*The input*:

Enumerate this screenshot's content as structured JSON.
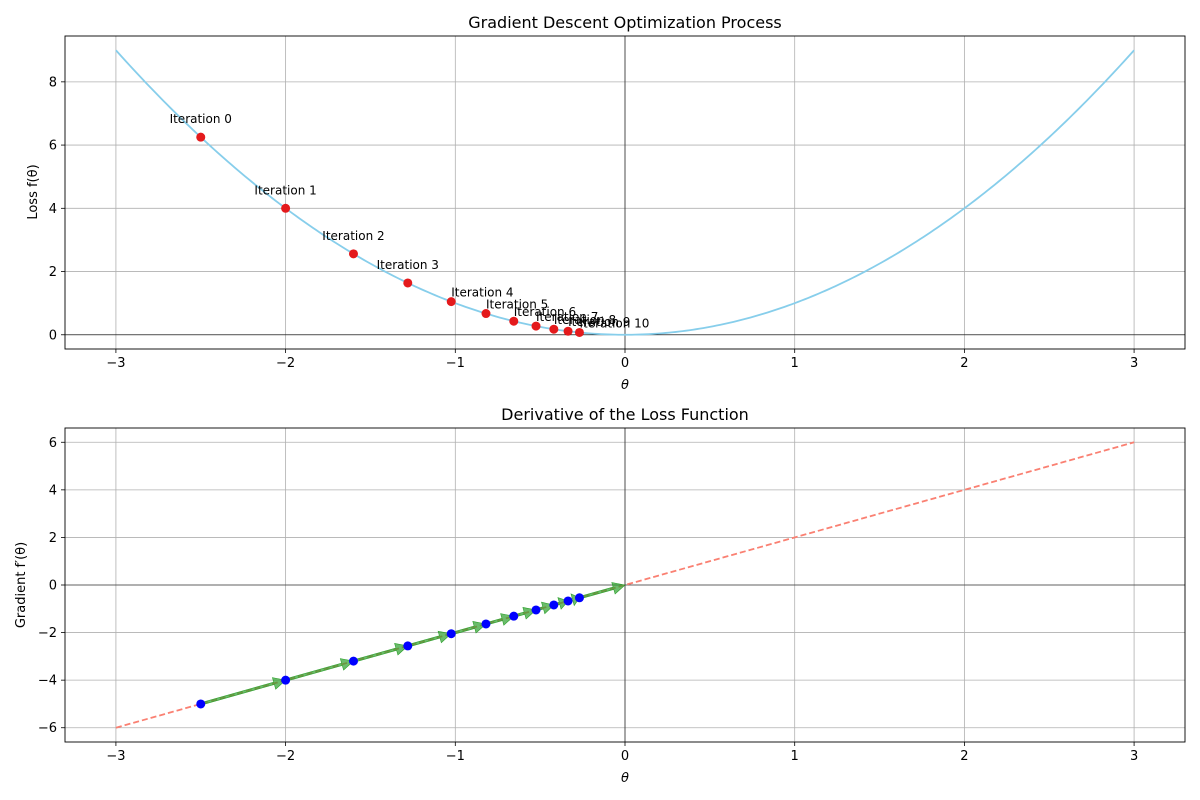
{
  "chart_data": [
    {
      "type": "line",
      "title": "Gradient Descent Optimization Process",
      "xlabel": "θ",
      "ylabel": "Loss f(θ)",
      "xlim": [
        -3.3,
        3.3
      ],
      "ylim": [
        -0.45,
        9.45
      ],
      "xticks": [
        -3,
        -2,
        -1,
        0,
        1,
        2,
        3
      ],
      "xtick_labels": [
        "−3",
        "−2",
        "−1",
        "0",
        "1",
        "2",
        "3"
      ],
      "yticks": [
        0,
        2,
        4,
        6,
        8
      ],
      "ytick_labels": [
        "0",
        "2",
        "4",
        "6",
        "8"
      ],
      "grid": true,
      "curve": {
        "function": "theta^2",
        "x_range": [
          -3,
          3
        ],
        "color": "#87ceeb"
      },
      "iterations": {
        "color": "#e41a1c",
        "points": [
          {
            "label": "Iteration 0",
            "x": -2.5,
            "y": 6.25
          },
          {
            "label": "Iteration 1",
            "x": -2.0,
            "y": 4.0
          },
          {
            "label": "Iteration 2",
            "x": -1.6,
            "y": 2.56
          },
          {
            "label": "Iteration 3",
            "x": -1.28,
            "y": 1.6384
          },
          {
            "label": "Iteration 4",
            "x": -1.024,
            "y": 1.0486
          },
          {
            "label": "Iteration 5",
            "x": -0.8192,
            "y": 0.6711
          },
          {
            "label": "Iteration 6",
            "x": -0.6554,
            "y": 0.4295
          },
          {
            "label": "Iteration 7",
            "x": -0.5243,
            "y": 0.2749
          },
          {
            "label": "Iteration 8",
            "x": -0.4194,
            "y": 0.1759
          },
          {
            "label": "Iteration 9",
            "x": -0.3355,
            "y": 0.1126
          },
          {
            "label": "Iteration 10",
            "x": -0.2684,
            "y": 0.0721
          }
        ]
      }
    },
    {
      "type": "line",
      "title": "Derivative of the Loss Function",
      "xlabel": "θ",
      "ylabel": "Gradient f′(θ)",
      "xlim": [
        -3.3,
        3.3
      ],
      "ylim": [
        -6.6,
        6.6
      ],
      "xticks": [
        -3,
        -2,
        -1,
        0,
        1,
        2,
        3
      ],
      "xtick_labels": [
        "−3",
        "−2",
        "−1",
        "0",
        "1",
        "2",
        "3"
      ],
      "yticks": [
        -6,
        -4,
        -2,
        0,
        2,
        4,
        6
      ],
      "ytick_labels": [
        "−6",
        "−4",
        "−2",
        "0",
        "2",
        "4",
        "6"
      ],
      "grid": true,
      "curve": {
        "function": "2*theta",
        "x_range": [
          -3,
          3
        ],
        "color": "#fa8072",
        "style": "dashed"
      },
      "gradient_points": {
        "color": "#0000ff",
        "x": [
          -2.5,
          -2.0,
          -1.6,
          -1.28,
          -1.024,
          -0.8192,
          -0.6554,
          -0.5243,
          -0.4194,
          -0.3355,
          -0.2684
        ],
        "y": [
          -5.0,
          -4.0,
          -3.2,
          -2.56,
          -2.048,
          -1.6384,
          -1.3107,
          -1.0486,
          -0.8389,
          -0.6711,
          -0.5369
        ]
      },
      "arrows": {
        "color": "#2ca02c",
        "count": 11
      }
    }
  ]
}
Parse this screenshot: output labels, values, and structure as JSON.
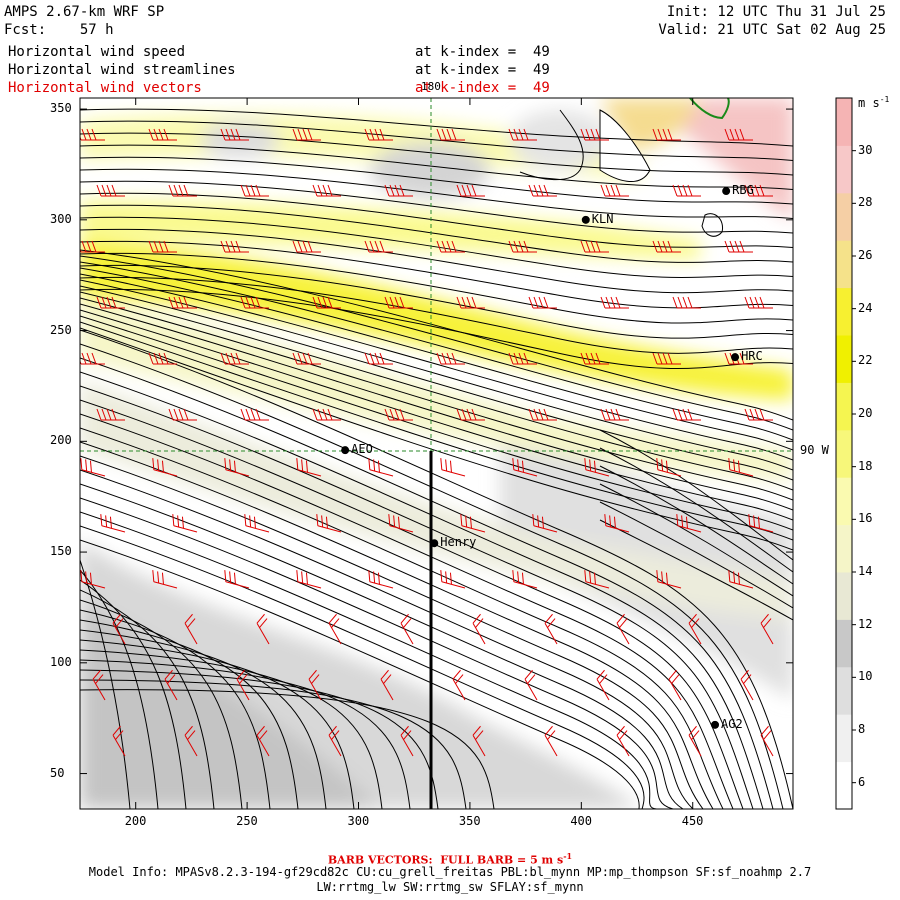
{
  "header": {
    "title_line1": "AMPS 2.67-km WRF SP",
    "title_line2": "Fcst:    57 h",
    "init": "Init: 12 UTC Thu 31 Jul 25",
    "valid": "Valid: 21 UTC Sat 02 Aug 25"
  },
  "fields": [
    {
      "name": "Horizontal wind speed",
      "level": "at k-index =  49",
      "color": "#000000"
    },
    {
      "name": "Horizontal wind streamlines",
      "level": "at k-index =  49",
      "color": "#000000"
    },
    {
      "name": "Horizontal wind vectors",
      "level": "at k-index =  49",
      "color": "#e00000"
    }
  ],
  "map": {
    "x_ticks": [
      "200",
      "250",
      "300",
      "350",
      "400",
      "450"
    ],
    "y_ticks": [
      "350",
      "300",
      "250",
      "200",
      "150",
      "100",
      "50"
    ],
    "meridian_label": "180",
    "latitude_label": "90 W",
    "stations": [
      {
        "label": "RBG",
        "gx": 465,
        "gy": 313
      },
      {
        "label": "KLN",
        "gx": 402,
        "gy": 300
      },
      {
        "label": "HRC",
        "gx": 469,
        "gy": 238
      },
      {
        "label": "AEO",
        "gx": 294,
        "gy": 196
      },
      {
        "label": "Henry",
        "gx": 334,
        "gy": 154
      },
      {
        "label": "AG2",
        "gx": 460,
        "gy": 72
      }
    ]
  },
  "colorbar": {
    "unit": "m s",
    "unit_exp": "-1",
    "labels": [
      "30",
      "28",
      "26",
      "24",
      "22",
      "20",
      "18",
      "16",
      "14",
      "12",
      "10",
      "8",
      "6"
    ],
    "colors": [
      "#ffffff",
      "#f0f0f0",
      "#dedede",
      "#c8c8c8",
      "#e8e8d4",
      "#f5f5c8",
      "#fafab0",
      "#f7f77a",
      "#f5f550",
      "#f0f000",
      "#f7f030",
      "#f5e28a",
      "#f5cfa5",
      "#f7c8c8",
      "#f5b4b4"
    ]
  },
  "footer": {
    "barb_note": "BARB VECTORS:  FULL BARB = 5 m s",
    "barb_exp": "-1",
    "model_info": "Model Info: MPASv8.2.3-194-gf29cd82c CU:cu_grell_freitas PBL:bl_mynn MP:mp_thompson SF:sf_noahmp 2.7",
    "model_info2": "LW:rrtmg_lw SW:rrtmg_sw SFLAY:sf_mynn"
  }
}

*Stated problem*: Only the number is wanted: how many lines in the data include the word "this"?

*Solved problem*: 2